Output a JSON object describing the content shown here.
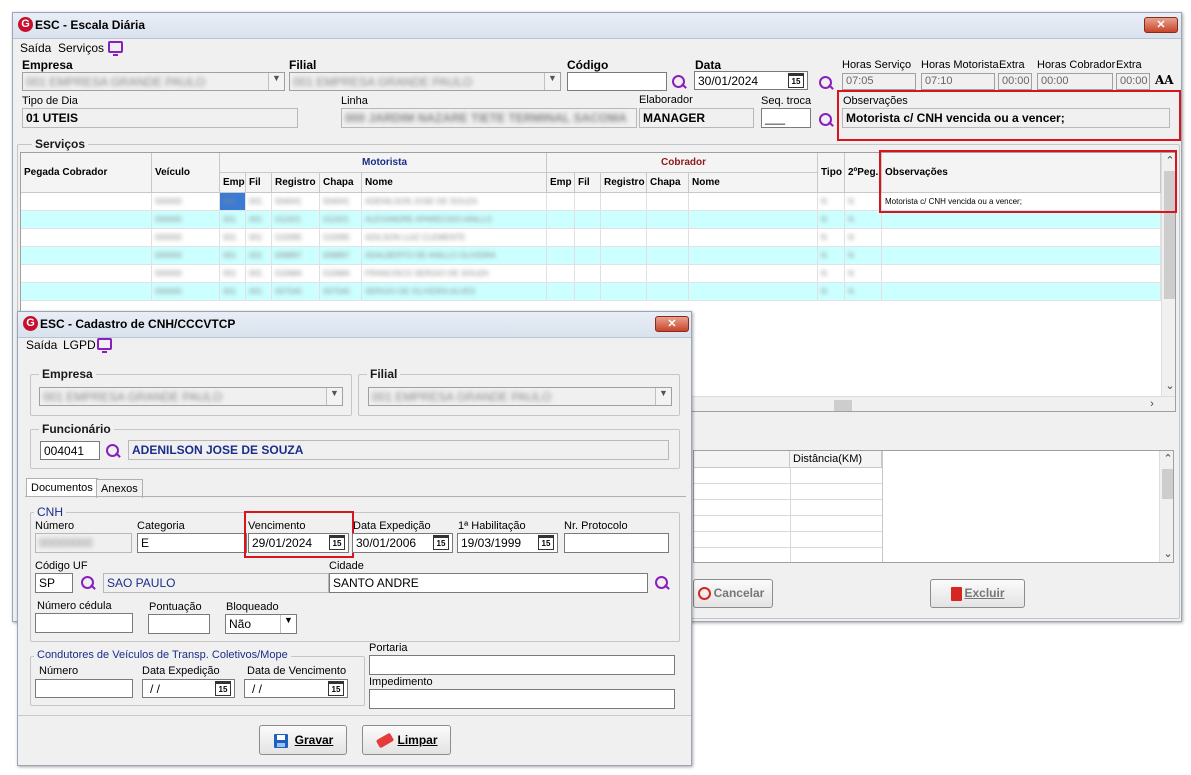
{
  "main": {
    "title": "ESC - Escala Diária",
    "close": "✕",
    "menu": [
      "Saída",
      "Serviços"
    ],
    "fields": {
      "empresa_label": "Empresa",
      "empresa_value": "001 EMPRESA GRANDE PAULO",
      "filial_label": "Filial",
      "filial_value": "001 EMPRESA GRANDE PAULO",
      "codigo_label": "Código",
      "data_label": "Data",
      "data_value": "30/01/2024",
      "horas_servico_label": "Horas Serviço",
      "horas_servico_value": "07:05",
      "horas_motorista_label": "Horas Motorista",
      "horas_motorista_value": "07:10",
      "extra_label": "Extra",
      "extra_motorista_value": "00:00",
      "horas_cobrador_label": "Horas Cobrador",
      "horas_cobrador_value": "00:00",
      "extra_cobrador_value": "00:00",
      "tipo_dia_label": "Tipo de Dia",
      "tipo_dia_value": "01 UTEIS",
      "linha_label": "Linha",
      "linha_value": "000 JARDIM NAZARE TIETE TERMINAL SACOMA",
      "elaborador_label": "Elaborador",
      "elaborador_value": "MANAGER",
      "seq_troca_label": "Seq. troca",
      "seq_troca_value": "___",
      "observacoes_label": "Observações",
      "observacoes_value": "Motorista c/ CNH vencida ou a vencer;"
    },
    "servicos": {
      "title": "Serviços",
      "headers": {
        "pegada_cobrador": "Pegada Cobrador",
        "veiculo": "Veículo",
        "motorista": "Motorista",
        "cobrador": "Cobrador",
        "emp": "Emp",
        "fil": "Fil",
        "registro": "Registro",
        "chapa": "Chapa",
        "nome": "Nome",
        "tipo": "Tipo",
        "peg2": "2ºPeg.",
        "observacoes": "Observações"
      },
      "rows": [
        {
          "veiculo": "000000",
          "emp": "001",
          "fil": "001",
          "registro": "004041",
          "chapa": "004041",
          "nome": "ADENILSON JOSE DE SOUZA",
          "tipo": "N",
          "peg2": "N",
          "obs": "Motorista c/ CNH vencida ou a vencer;"
        },
        {
          "veiculo": "000000",
          "emp": "001",
          "fil": "001",
          "registro": "011921",
          "chapa": "011921",
          "nome": "ALEXANDRE APARECIDO ANILLO",
          "tipo": "N",
          "peg2": "N",
          "obs": ""
        },
        {
          "veiculo": "000000",
          "emp": "001",
          "fil": "001",
          "registro": "010095",
          "chapa": "010095",
          "nome": "ADILSON LUIZ CLEMENTE",
          "tipo": "N",
          "peg2": "N",
          "obs": ""
        },
        {
          "veiculo": "000000",
          "emp": "001",
          "fil": "001",
          "registro": "009897",
          "chapa": "009897",
          "nome": "ADALBERTO DE ANILLO OLIVEIRA",
          "tipo": "N",
          "peg2": "N",
          "obs": ""
        },
        {
          "veiculo": "000000",
          "emp": "001",
          "fil": "001",
          "registro": "010684",
          "chapa": "010684",
          "nome": "FRANCISCO SERGIO DE SOUZA",
          "tipo": "N",
          "peg2": "N",
          "obs": ""
        },
        {
          "veiculo": "000000",
          "emp": "001",
          "fil": "001",
          "registro": "007540",
          "chapa": "007540",
          "nome": "SERGIO DE OLIVEIRA ALVES",
          "tipo": "N",
          "peg2": "N",
          "obs": ""
        }
      ]
    },
    "lower_grid": {
      "distancia_label": "Distância(KM)"
    },
    "buttons": {
      "cancelar": "Cancelar",
      "excluir": "Excluir"
    }
  },
  "cnh": {
    "title": "ESC - Cadastro de CNH/CCCVTCP",
    "close": "✕",
    "menu": [
      "Saída",
      "LGPD"
    ],
    "empresa_label": "Empresa",
    "empresa_value": "001 EMPRESA GRANDE PAULO",
    "filial_label": "Filial",
    "filial_value": "001 EMPRESA GRANDE PAULO",
    "funcionario_label": "Funcionário",
    "funcionario_codigo": "004041",
    "funcionario_nome": "ADENILSON JOSE DE SOUZA",
    "tabs": [
      "Documentos",
      "Anexos"
    ],
    "cnh_group": "CNH",
    "numero_label": "Número",
    "numero_value": "00000000",
    "categoria_label": "Categoria",
    "categoria_value": "E",
    "vencimento_label": "Vencimento",
    "vencimento_value": "29/01/2024",
    "data_expedicao_label": "Data Expedição",
    "data_expedicao_value": "30/01/2006",
    "habilitacao_label": "1ª Habilitação",
    "habilitacao_value": "19/03/1999",
    "protocolo_label": "Nr. Protocolo",
    "codigo_uf_label": "Código UF",
    "codigo_uf_value": "SP",
    "uf_nome": "SAO PAULO",
    "cidade_label": "Cidade",
    "cidade_value": "SANTO ANDRE",
    "numero_cedula_label": "Número cédula",
    "pontuacao_label": "Pontuação",
    "bloqueado_label": "Bloqueado",
    "bloqueado_value": "Não",
    "condutores_group": "Condutores de Veículos de Transp. Coletivos/Mope",
    "cond_numero_label": "Número",
    "cond_expedicao_label": "Data Expedição",
    "cond_expedicao_value": "/ /",
    "cond_vencimento_label": "Data de Vencimento",
    "cond_vencimento_value": "/ /",
    "portaria_label": "Portaria",
    "impedimento_label": "Impedimento",
    "gravar": "Gravar",
    "limpar": "Limpar"
  },
  "colors": {
    "highlight_red": "#d8151c",
    "row_cyan": "#ccffff",
    "icon_purple": "#8a1fbf",
    "brand_red": "#c8102e"
  }
}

Requirement
A faithful copy of the records above is needed, with the pictures left out.

Full solution
Output a JSON object describing the content shown here.
{
  "main": {
    "title": "ESC - Escala Diária",
    "close": "✕",
    "menu": [
      "Saída",
      "Serviços"
    ],
    "fields": {
      "empresa_label": "Empresa",
      "empresa_value": "001 EMPRESA GRANDE PAULO",
      "filial_label": "Filial",
      "filial_value": "001 EMPRESA GRANDE PAULO",
      "codigo_label": "Código",
      "data_label": "Data",
      "data_value": "30/01/2024",
      "horas_servico_label": "Horas Serviço",
      "horas_servico_value": "07:05",
      "horas_motorista_label": "Horas Motorista",
      "horas_motorista_value": "07:10",
      "extra_label": "Extra",
      "extra_motorista_value": "00:00",
      "horas_cobrador_label": "Horas Cobrador",
      "horas_cobrador_value": "00:00",
      "extra_cobrador_value": "00:00",
      "tipo_dia_label": "Tipo de Dia",
      "tipo_dia_value": "01 UTEIS",
      "linha_label": "Linha",
      "linha_value": "000 JARDIM NAZARE TIETE TERMINAL SACOMA",
      "elaborador_label": "Elaborador",
      "elaborador_value": "MANAGER",
      "seq_troca_label": "Seq. troca",
      "seq_troca_value": "___",
      "observacoes_label": "Observações",
      "observacoes_value": "Motorista c/ CNH vencida ou a vencer;"
    },
    "servicos": {
      "title": "Serviços",
      "headers": {
        "pegada_cobrador": "Pegada Cobrador",
        "veiculo": "Veículo",
        "motorista": "Motorista",
        "cobrador": "Cobrador",
        "emp": "Emp",
        "fil": "Fil",
        "registro": "Registro",
        "chapa": "Chapa",
        "nome": "Nome",
        "tipo": "Tipo",
        "peg2": "2ºPeg.",
        "observacoes": "Observações"
      },
      "rows": [
        {
          "veiculo": "000000",
          "emp": "001",
          "fil": "001",
          "registro": "004041",
          "chapa": "004041",
          "nome": "ADENILSON JOSE DE SOUZA",
          "tipo": "N",
          "peg2": "N",
          "obs": "Motorista c/ CNH vencida ou a vencer;"
        },
        {
          "veiculo": "000000",
          "emp": "001",
          "fil": "001",
          "registro": "011921",
          "chapa": "011921",
          "nome": "ALEXANDRE APARECIDO ANILLO",
          "tipo": "N",
          "peg2": "N",
          "obs": ""
        },
        {
          "veiculo": "000000",
          "emp": "001",
          "fil": "001",
          "registro": "010095",
          "chapa": "010095",
          "nome": "ADILSON LUIZ CLEMENTE",
          "tipo": "N",
          "peg2": "N",
          "obs": ""
        },
        {
          "veiculo": "000000",
          "emp": "001",
          "fil": "001",
          "registro": "009897",
          "chapa": "009897",
          "nome": "ADALBERTO DE ANILLO OLIVEIRA",
          "tipo": "N",
          "peg2": "N",
          "obs": ""
        },
        {
          "veiculo": "000000",
          "emp": "001",
          "fil": "001",
          "registro": "010684",
          "chapa": "010684",
          "nome": "FRANCISCO SERGIO DE SOUZA",
          "tipo": "N",
          "peg2": "N",
          "obs": ""
        },
        {
          "veiculo": "000000",
          "emp": "001",
          "fil": "001",
          "registro": "007540",
          "chapa": "007540",
          "nome": "SERGIO DE OLIVEIRA ALVES",
          "tipo": "N",
          "peg2": "N",
          "obs": ""
        }
      ]
    },
    "lower_grid": {
      "distancia_label": "Distância(KM)"
    },
    "buttons": {
      "cancelar": "Cancelar",
      "excluir": "Excluir"
    }
  },
  "cnh": {
    "title": "ESC - Cadastro de CNH/CCCVTCP",
    "close": "✕",
    "menu": [
      "Saída",
      "LGPD"
    ],
    "empresa_label": "Empresa",
    "empresa_value": "001 EMPRESA GRANDE PAULO",
    "filial_label": "Filial",
    "filial_value": "001 EMPRESA GRANDE PAULO",
    "funcionario_label": "Funcionário",
    "funcionario_codigo": "004041",
    "funcionario_nome": "ADENILSON JOSE DE SOUZA",
    "tabs": [
      "Documentos",
      "Anexos"
    ],
    "cnh_group": "CNH",
    "numero_label": "Número",
    "numero_value": "00000000",
    "categoria_label": "Categoria",
    "categoria_value": "E",
    "vencimento_label": "Vencimento",
    "vencimento_value": "29/01/2024",
    "data_expedicao_label": "Data Expedição",
    "data_expedicao_value": "30/01/2006",
    "habilitacao_label": "1ª Habilitação",
    "habilitacao_value": "19/03/1999",
    "protocolo_label": "Nr. Protocolo",
    "codigo_uf_label": "Código UF",
    "codigo_uf_value": "SP",
    "uf_nome": "SAO PAULO",
    "cidade_label": "Cidade",
    "cidade_value": "SANTO ANDRE",
    "numero_cedula_label": "Número cédula",
    "pontuacao_label": "Pontuação",
    "bloqueado_label": "Bloqueado",
    "bloqueado_value": "Não",
    "condutores_group": "Condutores de Veículos de Transp. Coletivos/Mope",
    "cond_numero_label": "Número",
    "cond_expedicao_label": "Data Expedição",
    "cond_expedicao_value": "/ /",
    "cond_vencimento_label": "Data de Vencimento",
    "cond_vencimento_value": "/ /",
    "portaria_label": "Portaria",
    "impedimento_label": "Impedimento",
    "gravar": "Gravar",
    "limpar": "Limpar"
  },
  "colors": {
    "highlight_red": "#d8151c",
    "row_cyan": "#ccffff",
    "icon_purple": "#8a1fbf",
    "brand_red": "#c8102e"
  }
}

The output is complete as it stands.